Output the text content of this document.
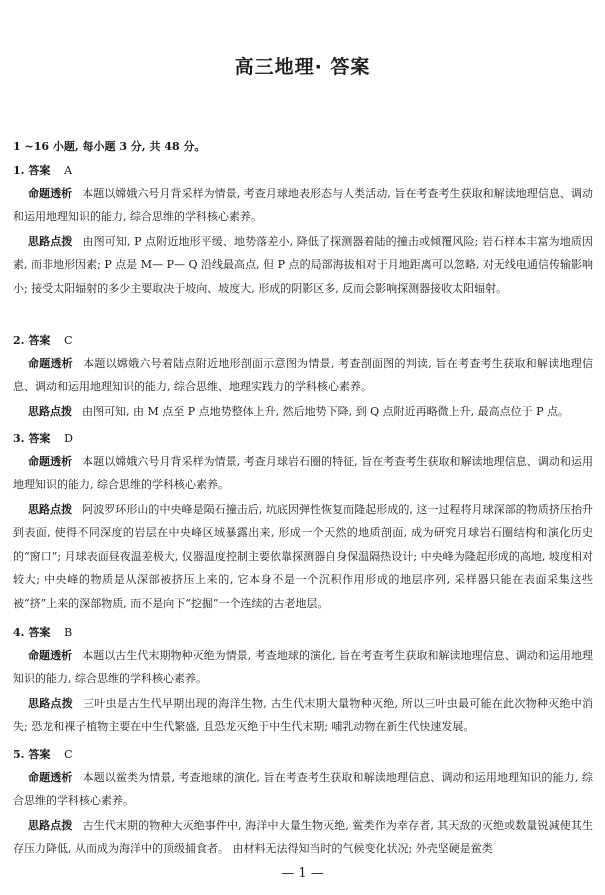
高三地理· 答案
1 ~16 小题, 每小题 3 分, 共 48 分。
1. 答案 A
命题透析 本题以嫦娥六号月背采样为情景, 考查月球地表形态与人类活动, 旨在考查考生获取和解读地理信息、调动和运用地理知识的能力, 综合思维的学科核心素养。
思路点拨 由图可知, P 点附近地形平缓、地势落差小, 降低了探测器着陆的撞击或倾覆风险; 岩石样本丰富为地质因素, 而非地形因素; P 点是 M— P— Q 沿线最高点, 但 P 点的局部海拔相对于月地距离可以忽略, 对无线电通信传输影响小; 接受太阳辐射的多少主要取决于坡向、坡度大, 形成的阴影区多, 反而会影响探测器接收太阳辐射。
2. 答案 C
命题透析 本题以嫦娥六号着陆点附近地形剖面示意图为情景, 考查剖面图的判读, 旨在考查考生获取和解读地理信息、调动和运用地理知识的能力, 综合思维、地理实践力的学科核心素养。
思路点拨 由图可知, 由 M 点至 P 点地势整体上升, 然后地势下降, 到 Q 点附近再略微上升, 最高点位于 P 点。
3. 答案 D
命题透析 本题以嫦娥六号月背采样为情景, 考查月球岩石圈的特征, 旨在考查考生获取和解读地理信息、调动和运用地理知识的能力, 综合思维的学科核心素养。
思路点拨 阿波罗环形山的中央峰是陨石撞击后, 坑底因弹性恢复而隆起形成的, 这一过程将月球深部的物质挤压抬升到表面, 使得不同深度的岩层在中央峰区域暴露出来, 形成一个天然的地质剖面, 成为研究月球岩石圈结构和演化历史的“窗口”; 月球表面昼夜温差极大, 仪器温度控制主要依靠探测器自身保温隔热设计; 中央峰为隆起形成的高地, 坡度相对较大; 中央峰的物质是从深部被挤压上来的, 它本身不是一个沉积作用形成的地层序列, 采样器只能在表面采集这些被“挤”上来的深部物质, 而不是向下“挖掘”一个连续的古老地层。
4. 答案 B
命题透析 本题以古生代末期物种灭绝为情景, 考查地球的演化, 旨在考查考生获取和解读地理信息、调动和运用地理知识的能力, 综合思维的学科核心素养。
思路点拨 三叶虫是古生代早期出现的海洋生物, 古生代末期大量物种灭绝, 所以三叶虫最可能在此次物种灭绝中消失; 恐龙和裸子植物主要在中生代繁盛, 且恐龙灭绝于中生代末期; 哺乳动物在新生代快速发展。
5. 答案 C
命题透析 本题以鲎类为情景, 考查地球的演化, 旨在考查考生获取和解读地理信息、调动和运用地理知识的能力, 综合思维的学科核心素养。
思路点拨 古生代末期的物种大灭绝事件中, 海洋中大量生物灭绝, 鲎类作为幸存者, 其天敌的灭绝或数量锐减使其生存压力降低, 从而成为海洋中的顶级捕食者。 由材料无法得知当时的气候变化状况; 外壳坚硬是鲎类
— 1 —
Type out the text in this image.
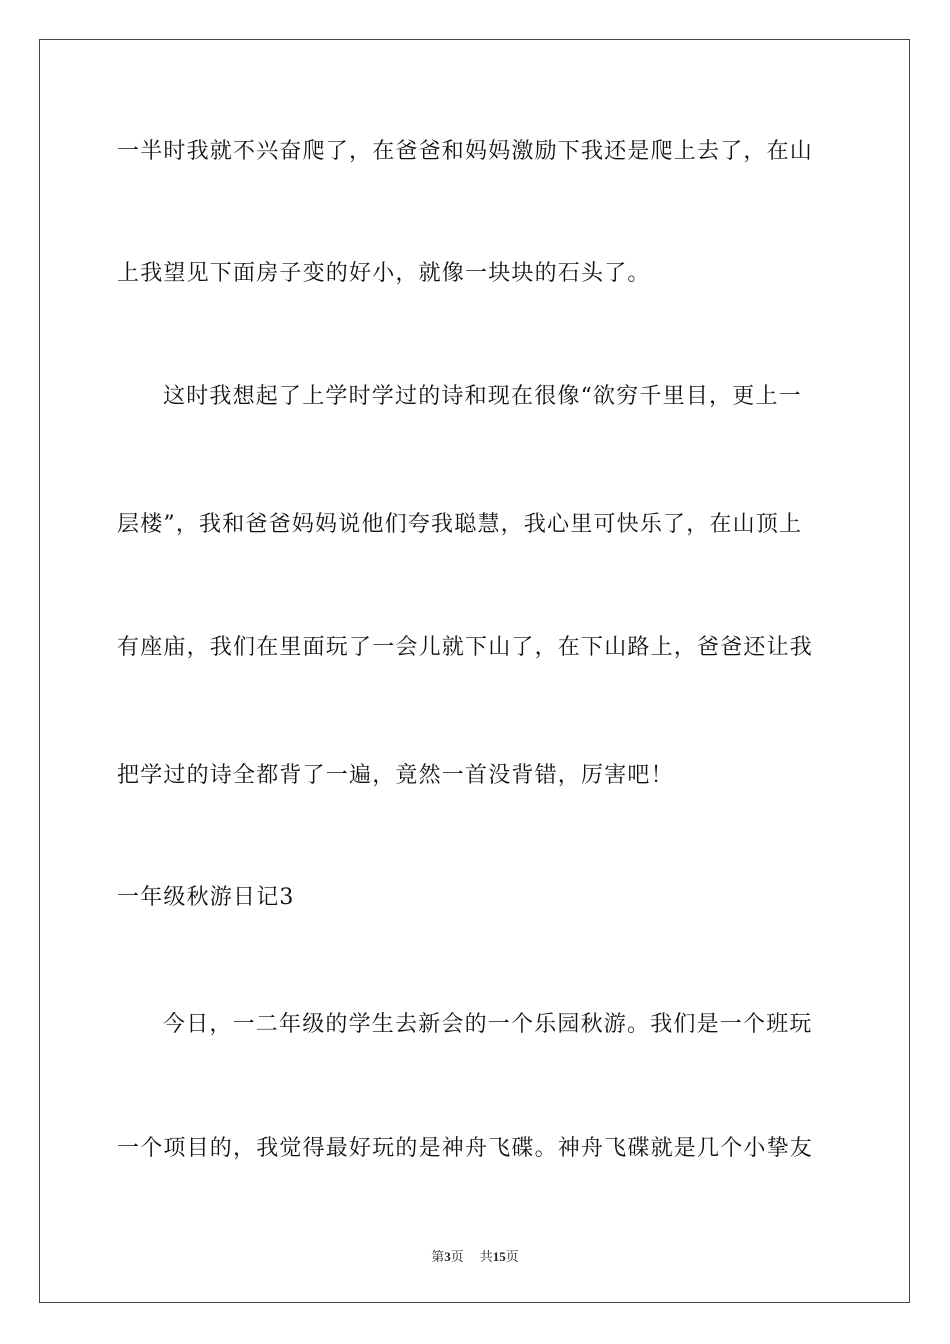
一半时我就不兴奋爬了，在爸爸和妈妈激励下我还是爬上去了，在山
上我望见下面房子变的好小，就像一块块的石头了。
这时我想起了上学时学过的诗和现在很像“欲穷千里目，更上一
层楼”，我和爸爸妈妈说他们夸我聪慧，我心里可快乐了，在山顶上
有座庙，我们在里面玩了一会儿就下山了，在下山路上，爸爸还让我
把学过的诗全都背了一遍，竟然一首没背错，厉害吧！
一年级秋游日记3
今日，一二年级的学生去新会的一个乐园秋游。我们是一个班玩
一个项目的，我觉得最好玩的是神舟飞碟。神舟飞碟就是几个小挚友
第3页 共15页
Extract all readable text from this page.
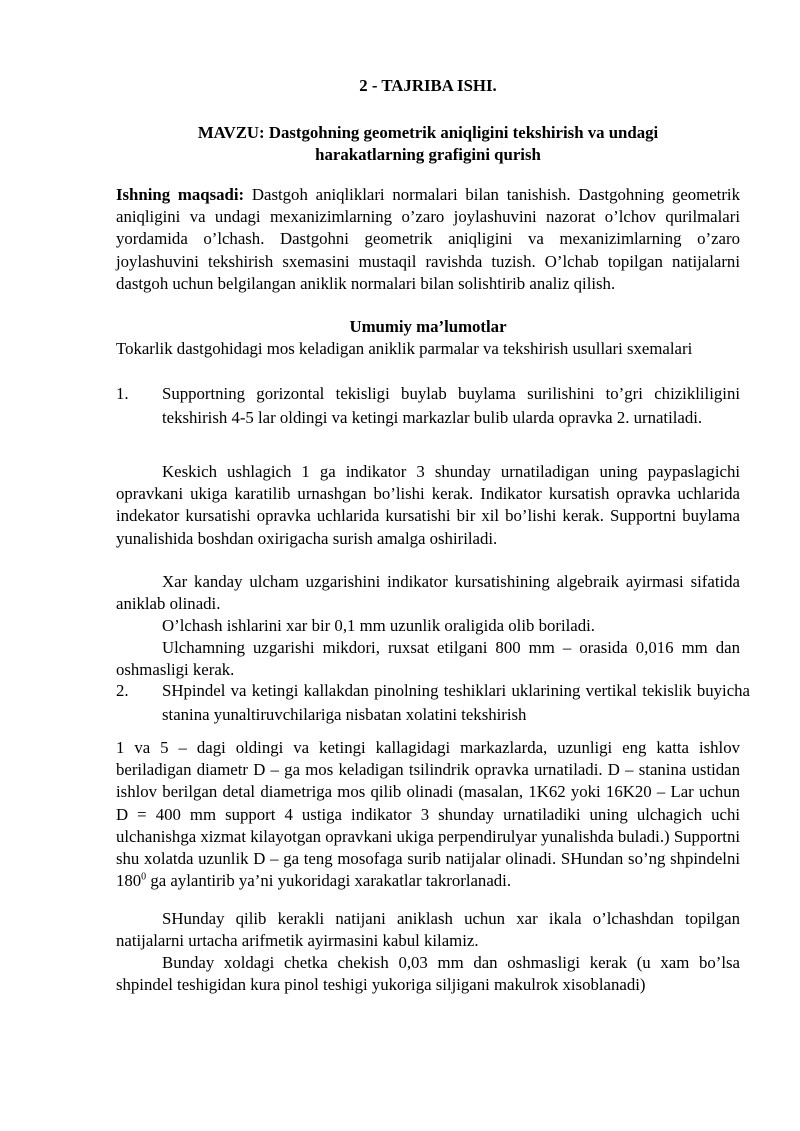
2 - TAJRIBA ISHI.

MAVZU: Dastgohning geometrik aniqligini tekshirish va undagi
harakatlarning grafigini qurish

Ishning maqsadi: Dastgoh aniqliklari normalari bilan tanishish. Dastgohning geometrik aniqligini va undagi mexanizimlarning o’zaro joylashuvini nazorat o’lchov qurilmalari yordamida o’lchash. Dastgohni geometrik aniqligini va mexanizimlarning o’zaro joylashuvini tekshirish sxemasini mustaqil ravishda tuzish. O’lchab topilgan natijalarni dastgoh uchun belgilangan aniklik normalari bilan solishtirib analiz qilish.

Umumiy ma’lumotlar

Tokarlik dastgohidagi mos keladigan aniklik parmalar va tekshirish usullari sxemalari

1.	Supportning gorizontal tekisligi buylab buylama surilishini to’gri chizikliligini tekshirish 4-5 lar oldingi va ketingi markazlar bulib ularda opravka 2. urnatiladi.

Keskich ushlagich 1 ga indikator 3 shunday urnatiladigan uning paypaslagichi opravkani ukiga karatilib urnashgan bo’lishi kerak. Indikator kursatish opravka uchlarida indekator kursatishi opravka uchlarida kursatishi bir xil bo’lishi kerak. Supportni buylama yunalishida boshdan oxirigacha surish amalga oshiriladi.

Xar kanday ulcham uzgarishini indikator kursatishining algebraik ayirmasi sifatida aniklab olinadi.

O’lchash ishlarini xar bir 0,1 mm uzunlik oraligida olib boriladi.

Ulchamning uzgarishi mikdori, ruxsat etilgani 800 mm – orasida 0,016 mm dan oshmasligi kerak.

2.	SHpindel va ketingi kallakdan pinolning teshiklari uklarining vertikal tekislik buyicha stanina yunaltiruvchilariga nisbatan xolatini tekshirish

1 va 5 – dagi oldingi va ketingi kallagidagi markazlarda, uzunligi eng katta ishlov beriladigan diametr D – ga mos keladigan tsilindrik opravka urnatiladi. D – stanina ustidan ishlov berilgan detal diametriga mos qilib olinadi (masalan, 1K62 yoki 16K20 – Lar uchun D = 400 mm support 4 ustiga indikator 3 shunday urnatiladiki uning ulchagich uchi ulchanishga xizmat kilayotgan opravkani ukiga perpendirulyar yunalishda buladi.) Supportni shu xolatda uzunlik D – ga teng mosofaga surib natijalar olinadi. SHundan so’ng shpindelni $180^0$ ga aylantirib ya’ni yukoridagi xarakatlar takrorlanadi.

SHunday qilib kerakli natijani aniklash uchun xar ikala o’lchashdan topilgan natijalarni urtacha arifmetik ayirmasini kabul kilamiz.

Bunday xoldagi chetka chekish 0,03 mm dan oshmasligi kerak (u xam bo’lsa shpindel teshigidan kura pinol teshigi yukoriga siljigani makulrok xisoblanadi)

SET PROBLEM: Quote the material in full and exactly; do not carry over its pictures.

TASK SOLUTION:
Output the text content of this document.
高三地理· 答案
1 ~16 小题, 每小题 3 分, 共 48 分。
1. 答案 A
命题透析 本题以嫦娥六号月背采样为情景, 考查月球地表形态与人类活动, 旨在考查考生获取和解读地理信息、调动和运用地理知识的能力, 综合思维的学科核心素养。
思路点拨 由图可知, P 点附近地形平缓、地势落差小, 降低了探测器着陆的撞击或倾覆风险; 岩石样本丰富为地质因素, 而非地形因素; P 点是 M— P— Q 沿线最高点, 但 P 点的局部海拔相对于月地距离可以忽略, 对无线电通信传输影响小; 接受太阳辐射的多少主要取决于坡向、坡度大, 形成的阴影区多, 反而会影响探测器接收太阳辐射。
2. 答案 C
命题透析 本题以嫦娥六号着陆点附近地形剖面示意图为情景, 考查剖面图的判读, 旨在考查考生获取和解读地理信息、调动和运用地理知识的能力, 综合思维、地理实践力的学科核心素养。
思路点拨 由图可知, 由 M 点至 P 点地势整体上升, 然后地势下降, 到 Q 点附近再略微上升, 最高点位于 P 点。
3. 答案 D
命题透析 本题以嫦娥六号月背采样为情景, 考查月球岩石圈的特征, 旨在考查考生获取和解读地理信息、调动和运用地理知识的能力, 综合思维的学科核心素养。
思路点拨 阿波罗环形山的中央峰是陨石撞击后, 坑底因弹性恢复而隆起形成的, 这一过程将月球深部的物质挤压抬升到表面, 使得不同深度的岩层在中央峰区域暴露出来, 形成一个天然的地质剖面, 成为研究月球岩石圈结构和演化历史的“窗口”; 月球表面昼夜温差极大, 仪器温度控制主要依靠探测器自身保温隔热设计; 中央峰为隆起形成的高地, 坡度相对较大; 中央峰的物质是从深部被挤压上来的, 它本身不是一个沉积作用形成的地层序列, 采样器只能在表面采集这些被“挤”上来的深部物质, 而不是向下“挖掘”一个连续的古老地层。
4. 答案 B
命题透析 本题以古生代末期物种灭绝为情景, 考查地球的演化, 旨在考查考生获取和解读地理信息、调动和运用地理知识的能力, 综合思维的学科核心素养。
思路点拨 三叶虫是古生代早期出现的海洋生物, 古生代末期大量物种灭绝, 所以三叶虫最可能在此次物种灭绝中消失; 恐龙和裸子植物主要在中生代繁盛, 且恐龙灭绝于中生代末期; 哺乳动物在新生代快速发展。
5. 答案 C
命题透析 本题以鲎类为情景, 考查地球的演化, 旨在考查考生获取和解读地理信息、调动和运用地理知识的能力, 综合思维的学科核心素养。
思路点拨 古生代末期的物种大灭绝事件中, 海洋中大量生物灭绝, 鲎类作为幸存者, 其天敌的灭绝或数量锐减使其生存压力降低, 从而成为海洋中的顶级捕食者。 由材料无法得知当时的气候变化状况; 外壳坚硬是鲎类
— 1 —
Type out the text in this image.
一半时我就不兴奋爬了，在爸爸和妈妈激励下我还是爬上去了，在山
上我望见下面房子变的好小，就像一块块的石头了。
这时我想起了上学时学过的诗和现在很像“欲穷千里目，更上一
层楼”，我和爸爸妈妈说他们夸我聪慧，我心里可快乐了，在山顶上
有座庙，我们在里面玩了一会儿就下山了，在下山路上，爸爸还让我
把学过的诗全都背了一遍，竟然一首没背错，厉害吧！
一年级秋游日记3
今日，一二年级的学生去新会的一个乐园秋游。我们是一个班玩
一个项目的，我觉得最好玩的是神舟飞碟。神舟飞碟就是几个小挚友
第3页 共15页
Extract all readable text from this page.
2 - TAJRIBA ISHI.

MAVZU: Dastgohning geometrik aniqligini tekshirish va undagi
harakatlarning grafigini qurish

Ishning maqsadi: Dastgoh aniqliklari normalari bilan tanishish. Dastgohning geometrik aniqligini va undagi mexanizimlarning o’zaro joylashuvini nazorat o’lchov qurilmalari yordamida o’lchash. Dastgohni geometrik aniqligini va mexanizimlarning o’zaro joylashuvini tekshirish sxemasini mustaqil ravishda tuzish. O’lchab topilgan natijalarni dastgoh uchun belgilangan aniklik normalari bilan solishtirib analiz qilish.

Umumiy ma’lumotlar

Tokarlik dastgohidagi mos keladigan aniklik parmalar va tekshirish usullari sxemalari

1.	Supportning gorizontal tekisligi buylab buylama surilishini to’gri chizikliligini tekshirish 4-5 lar oldingi va ketingi markazlar bulib ularda opravka 2. urnatiladi.

Keskich ushlagich 1 ga indikator 3 shunday urnatiladigan uning paypaslagichi opravkani ukiga karatilib urnashgan bo’lishi kerak. Indikator kursatish opravka uchlarida indekator kursatishi opravka uchlarida kursatishi bir xil bo’lishi kerak. Supportni buylama yunalishida boshdan oxirigacha surish amalga oshiriladi.

Xar kanday ulcham uzgarishini indikator kursatishining algebraik ayirmasi sifatida aniklab olinadi.

O’lchash ishlarini xar bir 0,1 mm uzunlik oraligida olib boriladi.

Ulchamning uzgarishi mikdori, ruxsat etilgani 800 mm – orasida 0,016 mm dan oshmasligi kerak.

2.	SHpindel va ketingi kallakdan pinolning teshiklari uklarining vertikal tekislik buyicha stanina yunaltiruvchilariga nisbatan xolatini tekshirish

1 va 5 – dagi oldingi va ketingi kallagidagi markazlarda, uzunligi eng katta ishlov beriladigan diametr D – ga mos keladigan tsilindrik opravka urnatiladi. D – stanina ustidan ishlov berilgan detal diametriga mos qilib olinadi (masalan, 1K62 yoki 16K20 – Lar uchun D = 400 mm support 4 ustiga indikator 3 shunday urnatiladiki uning ulchagich uchi ulchanishga xizmat kilayotgan opravkani ukiga perpendirulyar yunalishda buladi.) Supportni shu xolatda uzunlik D – ga teng mosofaga surib natijalar olinadi. SHundan so’ng shpindelni $180^0$ ga aylantirib ya’ni yukoridagi xarakatlar takrorlanadi.

SHunday qilib kerakli natijani aniklash uchun xar ikala o’lchashdan topilgan natijalarni urtacha arifmetik ayirmasini kabul kilamiz.

Bunday xoldagi chetka chekish 0,03 mm dan oshmasligi kerak (u xam bo’lsa shpindel teshigidan kura pinol teshigi yukoriga siljigani makulrok xisoblanadi)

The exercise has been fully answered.